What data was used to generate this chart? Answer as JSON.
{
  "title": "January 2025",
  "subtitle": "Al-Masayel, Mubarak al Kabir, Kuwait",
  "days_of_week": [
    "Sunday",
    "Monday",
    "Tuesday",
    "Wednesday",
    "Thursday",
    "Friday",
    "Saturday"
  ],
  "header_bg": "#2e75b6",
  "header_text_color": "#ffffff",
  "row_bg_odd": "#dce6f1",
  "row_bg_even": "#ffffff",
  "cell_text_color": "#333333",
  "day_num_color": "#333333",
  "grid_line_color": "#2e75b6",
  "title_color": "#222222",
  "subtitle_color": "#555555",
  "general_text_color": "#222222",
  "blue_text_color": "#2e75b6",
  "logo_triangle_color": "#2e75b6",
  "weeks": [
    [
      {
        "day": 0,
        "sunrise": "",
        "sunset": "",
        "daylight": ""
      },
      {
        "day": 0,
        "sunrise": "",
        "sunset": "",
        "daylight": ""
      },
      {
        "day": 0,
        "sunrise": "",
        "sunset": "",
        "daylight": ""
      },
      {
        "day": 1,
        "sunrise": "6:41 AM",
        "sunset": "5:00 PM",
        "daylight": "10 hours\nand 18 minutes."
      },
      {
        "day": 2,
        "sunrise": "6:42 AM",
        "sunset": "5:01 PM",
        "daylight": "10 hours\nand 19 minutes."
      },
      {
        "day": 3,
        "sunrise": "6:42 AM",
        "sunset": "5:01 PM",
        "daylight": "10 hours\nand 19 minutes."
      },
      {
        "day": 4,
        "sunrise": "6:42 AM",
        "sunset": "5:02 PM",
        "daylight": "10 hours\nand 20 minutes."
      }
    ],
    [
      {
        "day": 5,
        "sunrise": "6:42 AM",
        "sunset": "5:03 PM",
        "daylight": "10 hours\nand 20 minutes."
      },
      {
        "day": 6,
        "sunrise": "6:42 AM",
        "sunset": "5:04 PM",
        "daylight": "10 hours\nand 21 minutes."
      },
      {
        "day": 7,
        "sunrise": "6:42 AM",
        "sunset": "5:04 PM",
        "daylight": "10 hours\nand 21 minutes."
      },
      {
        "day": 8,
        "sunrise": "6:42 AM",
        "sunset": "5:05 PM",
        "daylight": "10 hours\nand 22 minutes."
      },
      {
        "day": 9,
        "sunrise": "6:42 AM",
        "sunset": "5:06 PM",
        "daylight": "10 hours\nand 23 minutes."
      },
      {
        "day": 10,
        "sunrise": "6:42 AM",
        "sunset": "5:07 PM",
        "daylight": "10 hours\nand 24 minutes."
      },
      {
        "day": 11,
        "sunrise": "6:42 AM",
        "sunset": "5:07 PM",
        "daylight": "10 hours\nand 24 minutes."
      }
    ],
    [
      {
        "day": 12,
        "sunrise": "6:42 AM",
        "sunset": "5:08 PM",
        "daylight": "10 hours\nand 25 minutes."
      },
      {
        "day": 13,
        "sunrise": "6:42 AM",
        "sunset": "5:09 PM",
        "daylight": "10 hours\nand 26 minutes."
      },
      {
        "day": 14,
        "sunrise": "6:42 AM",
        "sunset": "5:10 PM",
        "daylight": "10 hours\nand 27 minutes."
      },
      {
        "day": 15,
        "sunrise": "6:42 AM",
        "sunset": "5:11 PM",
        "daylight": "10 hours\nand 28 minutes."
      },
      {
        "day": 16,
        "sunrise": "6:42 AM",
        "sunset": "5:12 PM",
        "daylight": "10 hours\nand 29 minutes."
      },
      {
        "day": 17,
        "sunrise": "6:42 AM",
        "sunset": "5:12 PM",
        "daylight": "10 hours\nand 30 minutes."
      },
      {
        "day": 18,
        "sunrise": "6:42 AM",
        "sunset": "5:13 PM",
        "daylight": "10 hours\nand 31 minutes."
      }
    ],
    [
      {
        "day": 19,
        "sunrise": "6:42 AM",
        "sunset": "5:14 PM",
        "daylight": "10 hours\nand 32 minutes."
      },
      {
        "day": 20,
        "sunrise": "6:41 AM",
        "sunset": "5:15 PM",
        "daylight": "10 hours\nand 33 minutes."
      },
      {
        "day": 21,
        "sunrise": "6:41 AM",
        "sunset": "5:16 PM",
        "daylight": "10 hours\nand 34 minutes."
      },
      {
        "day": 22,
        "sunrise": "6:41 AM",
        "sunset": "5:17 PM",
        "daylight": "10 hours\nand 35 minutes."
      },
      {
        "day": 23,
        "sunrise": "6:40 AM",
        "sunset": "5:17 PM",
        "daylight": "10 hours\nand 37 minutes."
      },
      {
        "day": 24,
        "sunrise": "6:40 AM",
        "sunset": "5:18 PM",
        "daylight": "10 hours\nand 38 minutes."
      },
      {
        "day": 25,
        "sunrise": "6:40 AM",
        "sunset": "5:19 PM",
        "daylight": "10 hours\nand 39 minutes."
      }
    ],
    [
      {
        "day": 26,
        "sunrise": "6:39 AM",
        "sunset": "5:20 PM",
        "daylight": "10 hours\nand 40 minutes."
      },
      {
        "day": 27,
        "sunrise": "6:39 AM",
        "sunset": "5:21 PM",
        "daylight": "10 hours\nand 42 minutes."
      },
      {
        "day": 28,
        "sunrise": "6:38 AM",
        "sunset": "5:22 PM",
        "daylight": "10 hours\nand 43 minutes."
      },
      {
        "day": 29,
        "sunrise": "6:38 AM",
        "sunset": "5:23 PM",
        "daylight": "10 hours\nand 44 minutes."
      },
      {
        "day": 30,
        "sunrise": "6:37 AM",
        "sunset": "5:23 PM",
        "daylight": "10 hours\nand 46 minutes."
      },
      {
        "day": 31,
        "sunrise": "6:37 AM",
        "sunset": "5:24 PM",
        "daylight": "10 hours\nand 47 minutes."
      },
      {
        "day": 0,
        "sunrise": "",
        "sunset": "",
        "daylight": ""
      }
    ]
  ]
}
::::::::
BRIEF
Give back all the records exactly as they stand.

CORRECT OUTPUT
What data was used to generate this chart? Answer as JSON.
{
  "title": "January 2025",
  "subtitle": "Al-Masayel, Mubarak al Kabir, Kuwait",
  "days_of_week": [
    "Sunday",
    "Monday",
    "Tuesday",
    "Wednesday",
    "Thursday",
    "Friday",
    "Saturday"
  ],
  "header_bg": "#2e75b6",
  "header_text_color": "#ffffff",
  "row_bg_odd": "#dce6f1",
  "row_bg_even": "#ffffff",
  "cell_text_color": "#333333",
  "day_num_color": "#333333",
  "grid_line_color": "#2e75b6",
  "title_color": "#222222",
  "subtitle_color": "#555555",
  "general_text_color": "#222222",
  "blue_text_color": "#2e75b6",
  "logo_triangle_color": "#2e75b6",
  "weeks": [
    [
      {
        "day": 0,
        "sunrise": "",
        "sunset": "",
        "daylight": ""
      },
      {
        "day": 0,
        "sunrise": "",
        "sunset": "",
        "daylight": ""
      },
      {
        "day": 0,
        "sunrise": "",
        "sunset": "",
        "daylight": ""
      },
      {
        "day": 1,
        "sunrise": "6:41 AM",
        "sunset": "5:00 PM",
        "daylight": "10 hours\nand 18 minutes."
      },
      {
        "day": 2,
        "sunrise": "6:42 AM",
        "sunset": "5:01 PM",
        "daylight": "10 hours\nand 19 minutes."
      },
      {
        "day": 3,
        "sunrise": "6:42 AM",
        "sunset": "5:01 PM",
        "daylight": "10 hours\nand 19 minutes."
      },
      {
        "day": 4,
        "sunrise": "6:42 AM",
        "sunset": "5:02 PM",
        "daylight": "10 hours\nand 20 minutes."
      }
    ],
    [
      {
        "day": 5,
        "sunrise": "6:42 AM",
        "sunset": "5:03 PM",
        "daylight": "10 hours\nand 20 minutes."
      },
      {
        "day": 6,
        "sunrise": "6:42 AM",
        "sunset": "5:04 PM",
        "daylight": "10 hours\nand 21 minutes."
      },
      {
        "day": 7,
        "sunrise": "6:42 AM",
        "sunset": "5:04 PM",
        "daylight": "10 hours\nand 21 minutes."
      },
      {
        "day": 8,
        "sunrise": "6:42 AM",
        "sunset": "5:05 PM",
        "daylight": "10 hours\nand 22 minutes."
      },
      {
        "day": 9,
        "sunrise": "6:42 AM",
        "sunset": "5:06 PM",
        "daylight": "10 hours\nand 23 minutes."
      },
      {
        "day": 10,
        "sunrise": "6:42 AM",
        "sunset": "5:07 PM",
        "daylight": "10 hours\nand 24 minutes."
      },
      {
        "day": 11,
        "sunrise": "6:42 AM",
        "sunset": "5:07 PM",
        "daylight": "10 hours\nand 24 minutes."
      }
    ],
    [
      {
        "day": 12,
        "sunrise": "6:42 AM",
        "sunset": "5:08 PM",
        "daylight": "10 hours\nand 25 minutes."
      },
      {
        "day": 13,
        "sunrise": "6:42 AM",
        "sunset": "5:09 PM",
        "daylight": "10 hours\nand 26 minutes."
      },
      {
        "day": 14,
        "sunrise": "6:42 AM",
        "sunset": "5:10 PM",
        "daylight": "10 hours\nand 27 minutes."
      },
      {
        "day": 15,
        "sunrise": "6:42 AM",
        "sunset": "5:11 PM",
        "daylight": "10 hours\nand 28 minutes."
      },
      {
        "day": 16,
        "sunrise": "6:42 AM",
        "sunset": "5:12 PM",
        "daylight": "10 hours\nand 29 minutes."
      },
      {
        "day": 17,
        "sunrise": "6:42 AM",
        "sunset": "5:12 PM",
        "daylight": "10 hours\nand 30 minutes."
      },
      {
        "day": 18,
        "sunrise": "6:42 AM",
        "sunset": "5:13 PM",
        "daylight": "10 hours\nand 31 minutes."
      }
    ],
    [
      {
        "day": 19,
        "sunrise": "6:42 AM",
        "sunset": "5:14 PM",
        "daylight": "10 hours\nand 32 minutes."
      },
      {
        "day": 20,
        "sunrise": "6:41 AM",
        "sunset": "5:15 PM",
        "daylight": "10 hours\nand 33 minutes."
      },
      {
        "day": 21,
        "sunrise": "6:41 AM",
        "sunset": "5:16 PM",
        "daylight": "10 hours\nand 34 minutes."
      },
      {
        "day": 22,
        "sunrise": "6:41 AM",
        "sunset": "5:17 PM",
        "daylight": "10 hours\nand 35 minutes."
      },
      {
        "day": 23,
        "sunrise": "6:40 AM",
        "sunset": "5:17 PM",
        "daylight": "10 hours\nand 37 minutes."
      },
      {
        "day": 24,
        "sunrise": "6:40 AM",
        "sunset": "5:18 PM",
        "daylight": "10 hours\nand 38 minutes."
      },
      {
        "day": 25,
        "sunrise": "6:40 AM",
        "sunset": "5:19 PM",
        "daylight": "10 hours\nand 39 minutes."
      }
    ],
    [
      {
        "day": 26,
        "sunrise": "6:39 AM",
        "sunset": "5:20 PM",
        "daylight": "10 hours\nand 40 minutes."
      },
      {
        "day": 27,
        "sunrise": "6:39 AM",
        "sunset": "5:21 PM",
        "daylight": "10 hours\nand 42 minutes."
      },
      {
        "day": 28,
        "sunrise": "6:38 AM",
        "sunset": "5:22 PM",
        "daylight": "10 hours\nand 43 minutes."
      },
      {
        "day": 29,
        "sunrise": "6:38 AM",
        "sunset": "5:23 PM",
        "daylight": "10 hours\nand 44 minutes."
      },
      {
        "day": 30,
        "sunrise": "6:37 AM",
        "sunset": "5:23 PM",
        "daylight": "10 hours\nand 46 minutes."
      },
      {
        "day": 31,
        "sunrise": "6:37 AM",
        "sunset": "5:24 PM",
        "daylight": "10 hours\nand 47 minutes."
      },
      {
        "day": 0,
        "sunrise": "",
        "sunset": "",
        "daylight": ""
      }
    ]
  ]
}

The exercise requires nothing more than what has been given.